* **Task prompt**: State how many lines of the records contain the string "percent", and give no other information.
━━━ Records for the exercise ━━━
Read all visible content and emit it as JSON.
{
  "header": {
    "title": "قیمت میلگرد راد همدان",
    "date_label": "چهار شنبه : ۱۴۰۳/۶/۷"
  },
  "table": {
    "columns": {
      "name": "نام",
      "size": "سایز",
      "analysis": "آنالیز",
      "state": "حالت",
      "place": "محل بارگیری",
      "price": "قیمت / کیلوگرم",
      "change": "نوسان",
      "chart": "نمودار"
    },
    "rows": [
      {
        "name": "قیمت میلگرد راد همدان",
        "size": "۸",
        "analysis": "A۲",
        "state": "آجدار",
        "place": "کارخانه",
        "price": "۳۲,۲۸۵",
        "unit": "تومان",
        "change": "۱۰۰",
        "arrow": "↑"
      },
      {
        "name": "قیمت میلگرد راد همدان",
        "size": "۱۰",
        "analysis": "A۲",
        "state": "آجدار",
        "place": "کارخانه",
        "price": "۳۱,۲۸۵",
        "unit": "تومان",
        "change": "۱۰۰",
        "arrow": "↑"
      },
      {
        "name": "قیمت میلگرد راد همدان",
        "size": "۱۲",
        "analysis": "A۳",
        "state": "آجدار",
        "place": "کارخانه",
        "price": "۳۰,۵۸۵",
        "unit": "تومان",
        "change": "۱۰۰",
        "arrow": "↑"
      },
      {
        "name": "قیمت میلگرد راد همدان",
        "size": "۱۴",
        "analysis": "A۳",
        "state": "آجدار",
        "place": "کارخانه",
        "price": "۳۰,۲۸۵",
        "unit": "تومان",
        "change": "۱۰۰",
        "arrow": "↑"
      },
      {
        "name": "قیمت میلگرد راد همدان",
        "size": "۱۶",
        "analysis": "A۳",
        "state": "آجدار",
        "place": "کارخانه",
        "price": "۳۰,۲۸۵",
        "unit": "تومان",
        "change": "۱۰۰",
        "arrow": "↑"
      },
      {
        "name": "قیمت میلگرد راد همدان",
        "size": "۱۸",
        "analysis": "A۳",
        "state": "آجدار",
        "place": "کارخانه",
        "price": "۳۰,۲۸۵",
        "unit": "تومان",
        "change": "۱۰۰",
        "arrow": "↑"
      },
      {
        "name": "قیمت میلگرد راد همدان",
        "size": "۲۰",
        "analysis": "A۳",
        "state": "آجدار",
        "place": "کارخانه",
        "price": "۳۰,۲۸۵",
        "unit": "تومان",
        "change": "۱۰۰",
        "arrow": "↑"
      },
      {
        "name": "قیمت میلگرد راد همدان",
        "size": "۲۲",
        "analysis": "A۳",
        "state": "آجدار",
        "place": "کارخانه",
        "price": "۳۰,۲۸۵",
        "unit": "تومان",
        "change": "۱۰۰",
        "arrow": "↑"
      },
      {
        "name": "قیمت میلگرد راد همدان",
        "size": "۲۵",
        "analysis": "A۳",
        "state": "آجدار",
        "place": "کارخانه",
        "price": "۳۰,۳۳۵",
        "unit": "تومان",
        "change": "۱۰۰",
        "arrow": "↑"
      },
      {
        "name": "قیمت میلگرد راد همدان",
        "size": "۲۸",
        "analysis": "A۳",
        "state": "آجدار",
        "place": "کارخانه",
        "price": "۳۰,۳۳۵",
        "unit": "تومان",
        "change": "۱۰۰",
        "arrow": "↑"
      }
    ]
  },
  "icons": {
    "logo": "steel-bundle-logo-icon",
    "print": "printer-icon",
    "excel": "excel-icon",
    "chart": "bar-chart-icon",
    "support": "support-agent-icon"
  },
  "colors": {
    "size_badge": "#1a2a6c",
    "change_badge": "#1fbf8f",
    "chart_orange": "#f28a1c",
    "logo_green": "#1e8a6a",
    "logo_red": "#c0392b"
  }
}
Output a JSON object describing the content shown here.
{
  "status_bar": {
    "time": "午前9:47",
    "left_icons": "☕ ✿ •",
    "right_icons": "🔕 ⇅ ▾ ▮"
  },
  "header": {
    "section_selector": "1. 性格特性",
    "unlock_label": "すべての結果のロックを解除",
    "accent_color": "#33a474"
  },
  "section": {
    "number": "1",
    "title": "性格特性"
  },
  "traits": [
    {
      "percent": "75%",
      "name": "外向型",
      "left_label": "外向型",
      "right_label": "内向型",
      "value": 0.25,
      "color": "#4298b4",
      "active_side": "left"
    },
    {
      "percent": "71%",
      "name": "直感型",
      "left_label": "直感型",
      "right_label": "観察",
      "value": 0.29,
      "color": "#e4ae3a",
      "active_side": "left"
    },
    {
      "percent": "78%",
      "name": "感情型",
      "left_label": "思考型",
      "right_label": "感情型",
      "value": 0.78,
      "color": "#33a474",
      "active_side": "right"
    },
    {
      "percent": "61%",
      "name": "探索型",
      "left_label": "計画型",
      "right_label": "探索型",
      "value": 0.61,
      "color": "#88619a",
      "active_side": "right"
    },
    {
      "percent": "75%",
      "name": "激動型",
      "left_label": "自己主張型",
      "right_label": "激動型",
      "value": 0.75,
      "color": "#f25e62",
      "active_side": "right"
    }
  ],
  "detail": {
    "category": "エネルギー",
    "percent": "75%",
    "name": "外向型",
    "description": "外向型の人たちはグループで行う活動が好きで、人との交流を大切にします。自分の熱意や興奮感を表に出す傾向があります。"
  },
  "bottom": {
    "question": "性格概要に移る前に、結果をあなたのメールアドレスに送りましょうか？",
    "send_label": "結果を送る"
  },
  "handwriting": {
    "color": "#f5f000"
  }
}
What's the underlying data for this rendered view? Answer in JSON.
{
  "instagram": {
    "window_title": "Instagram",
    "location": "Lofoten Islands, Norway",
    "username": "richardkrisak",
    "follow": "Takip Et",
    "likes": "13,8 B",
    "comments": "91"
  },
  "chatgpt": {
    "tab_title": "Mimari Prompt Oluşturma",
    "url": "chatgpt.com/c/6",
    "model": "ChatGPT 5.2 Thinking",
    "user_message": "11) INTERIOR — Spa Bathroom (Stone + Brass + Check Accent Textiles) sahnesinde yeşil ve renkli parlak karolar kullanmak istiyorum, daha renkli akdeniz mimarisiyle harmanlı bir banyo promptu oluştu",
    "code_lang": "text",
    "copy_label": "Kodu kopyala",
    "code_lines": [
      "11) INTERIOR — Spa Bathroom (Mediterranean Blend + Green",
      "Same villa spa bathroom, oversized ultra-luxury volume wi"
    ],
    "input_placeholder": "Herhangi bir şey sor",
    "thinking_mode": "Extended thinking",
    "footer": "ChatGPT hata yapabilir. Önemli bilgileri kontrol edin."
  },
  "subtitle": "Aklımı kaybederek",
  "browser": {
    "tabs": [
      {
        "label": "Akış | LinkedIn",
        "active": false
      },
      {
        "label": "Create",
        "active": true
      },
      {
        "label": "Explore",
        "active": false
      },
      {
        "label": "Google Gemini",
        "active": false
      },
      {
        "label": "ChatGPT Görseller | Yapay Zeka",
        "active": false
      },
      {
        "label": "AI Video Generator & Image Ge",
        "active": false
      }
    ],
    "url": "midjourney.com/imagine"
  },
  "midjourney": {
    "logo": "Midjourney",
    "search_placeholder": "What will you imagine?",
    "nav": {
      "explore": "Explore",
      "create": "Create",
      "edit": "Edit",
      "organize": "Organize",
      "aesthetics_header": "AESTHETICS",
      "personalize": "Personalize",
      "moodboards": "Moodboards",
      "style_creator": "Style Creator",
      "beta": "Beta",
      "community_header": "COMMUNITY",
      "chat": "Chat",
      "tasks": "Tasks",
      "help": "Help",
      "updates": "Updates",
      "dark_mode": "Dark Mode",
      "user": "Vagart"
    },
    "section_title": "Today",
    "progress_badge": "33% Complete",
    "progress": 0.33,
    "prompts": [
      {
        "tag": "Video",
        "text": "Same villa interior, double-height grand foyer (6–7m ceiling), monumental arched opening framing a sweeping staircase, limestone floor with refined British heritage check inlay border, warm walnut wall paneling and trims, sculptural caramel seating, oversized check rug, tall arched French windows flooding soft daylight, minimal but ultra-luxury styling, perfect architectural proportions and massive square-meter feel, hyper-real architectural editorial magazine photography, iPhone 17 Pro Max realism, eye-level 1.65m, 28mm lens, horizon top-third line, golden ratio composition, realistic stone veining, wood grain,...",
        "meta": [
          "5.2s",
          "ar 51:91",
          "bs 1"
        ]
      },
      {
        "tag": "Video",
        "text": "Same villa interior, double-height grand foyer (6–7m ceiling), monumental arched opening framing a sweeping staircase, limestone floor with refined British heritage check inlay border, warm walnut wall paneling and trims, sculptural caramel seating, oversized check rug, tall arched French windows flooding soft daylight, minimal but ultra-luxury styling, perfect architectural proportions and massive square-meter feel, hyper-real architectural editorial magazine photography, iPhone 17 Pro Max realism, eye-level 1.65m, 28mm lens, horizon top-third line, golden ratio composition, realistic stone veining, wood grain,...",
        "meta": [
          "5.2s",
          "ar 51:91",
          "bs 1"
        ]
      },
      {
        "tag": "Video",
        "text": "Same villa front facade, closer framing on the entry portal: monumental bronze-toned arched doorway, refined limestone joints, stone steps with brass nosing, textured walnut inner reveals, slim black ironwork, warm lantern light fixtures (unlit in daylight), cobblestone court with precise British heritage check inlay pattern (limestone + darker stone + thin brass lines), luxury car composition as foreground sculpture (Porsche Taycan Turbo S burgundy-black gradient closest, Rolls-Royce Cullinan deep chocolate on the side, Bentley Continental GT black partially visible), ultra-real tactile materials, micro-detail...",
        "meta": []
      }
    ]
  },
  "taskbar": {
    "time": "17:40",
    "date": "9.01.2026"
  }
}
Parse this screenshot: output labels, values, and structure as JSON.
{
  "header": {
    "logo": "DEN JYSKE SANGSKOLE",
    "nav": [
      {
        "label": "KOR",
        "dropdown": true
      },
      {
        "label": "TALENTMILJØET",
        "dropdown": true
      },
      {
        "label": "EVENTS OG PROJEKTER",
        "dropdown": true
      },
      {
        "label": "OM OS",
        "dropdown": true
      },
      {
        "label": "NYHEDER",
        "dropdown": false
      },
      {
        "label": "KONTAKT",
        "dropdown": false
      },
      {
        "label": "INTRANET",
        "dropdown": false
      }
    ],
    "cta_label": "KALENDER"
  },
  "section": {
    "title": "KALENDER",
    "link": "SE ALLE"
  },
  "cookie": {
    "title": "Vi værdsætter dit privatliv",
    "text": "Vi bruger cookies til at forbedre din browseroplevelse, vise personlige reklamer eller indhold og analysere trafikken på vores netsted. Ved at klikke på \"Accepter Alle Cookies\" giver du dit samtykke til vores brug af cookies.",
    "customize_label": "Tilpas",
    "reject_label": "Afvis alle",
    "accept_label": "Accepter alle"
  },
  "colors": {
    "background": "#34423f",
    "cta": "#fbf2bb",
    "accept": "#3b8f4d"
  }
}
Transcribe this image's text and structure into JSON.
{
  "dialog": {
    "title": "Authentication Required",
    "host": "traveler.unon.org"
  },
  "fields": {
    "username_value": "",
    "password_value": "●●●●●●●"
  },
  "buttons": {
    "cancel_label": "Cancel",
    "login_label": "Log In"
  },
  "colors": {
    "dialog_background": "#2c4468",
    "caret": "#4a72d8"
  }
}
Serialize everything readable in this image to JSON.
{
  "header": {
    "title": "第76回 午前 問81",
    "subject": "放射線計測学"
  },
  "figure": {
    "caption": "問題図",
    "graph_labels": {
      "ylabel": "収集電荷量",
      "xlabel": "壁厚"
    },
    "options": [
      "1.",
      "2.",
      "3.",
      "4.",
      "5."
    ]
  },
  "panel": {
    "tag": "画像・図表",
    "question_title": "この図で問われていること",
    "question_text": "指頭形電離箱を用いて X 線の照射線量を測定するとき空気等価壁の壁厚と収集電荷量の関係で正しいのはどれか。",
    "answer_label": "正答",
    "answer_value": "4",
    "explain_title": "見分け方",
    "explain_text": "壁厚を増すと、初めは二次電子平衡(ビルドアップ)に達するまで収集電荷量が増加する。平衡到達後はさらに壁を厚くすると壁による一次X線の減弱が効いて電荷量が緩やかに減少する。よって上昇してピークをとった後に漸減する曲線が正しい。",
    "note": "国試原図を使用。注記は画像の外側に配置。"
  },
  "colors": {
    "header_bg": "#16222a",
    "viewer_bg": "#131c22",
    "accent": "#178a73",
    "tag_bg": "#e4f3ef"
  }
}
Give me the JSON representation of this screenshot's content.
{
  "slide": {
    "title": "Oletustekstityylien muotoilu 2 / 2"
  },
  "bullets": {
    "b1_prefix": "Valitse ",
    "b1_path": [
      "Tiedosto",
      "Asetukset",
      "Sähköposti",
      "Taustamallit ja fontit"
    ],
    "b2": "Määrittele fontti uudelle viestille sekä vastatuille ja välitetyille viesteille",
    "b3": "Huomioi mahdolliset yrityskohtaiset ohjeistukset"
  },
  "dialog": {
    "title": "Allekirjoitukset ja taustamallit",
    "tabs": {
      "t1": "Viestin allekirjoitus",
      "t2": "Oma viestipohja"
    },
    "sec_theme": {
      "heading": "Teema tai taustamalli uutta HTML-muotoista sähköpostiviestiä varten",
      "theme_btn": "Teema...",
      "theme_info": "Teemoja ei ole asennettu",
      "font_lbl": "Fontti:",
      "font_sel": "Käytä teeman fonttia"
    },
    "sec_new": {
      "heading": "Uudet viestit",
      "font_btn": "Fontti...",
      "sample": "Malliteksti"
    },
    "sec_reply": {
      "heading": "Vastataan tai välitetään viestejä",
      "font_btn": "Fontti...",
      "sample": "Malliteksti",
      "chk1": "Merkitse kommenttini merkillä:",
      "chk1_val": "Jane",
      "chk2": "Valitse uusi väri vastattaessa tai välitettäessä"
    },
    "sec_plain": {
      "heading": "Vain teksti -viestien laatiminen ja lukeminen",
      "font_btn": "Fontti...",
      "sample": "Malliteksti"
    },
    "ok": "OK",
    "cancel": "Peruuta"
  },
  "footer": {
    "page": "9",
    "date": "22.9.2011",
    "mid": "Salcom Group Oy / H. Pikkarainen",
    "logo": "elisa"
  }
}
━━━
* **Task answer**: 6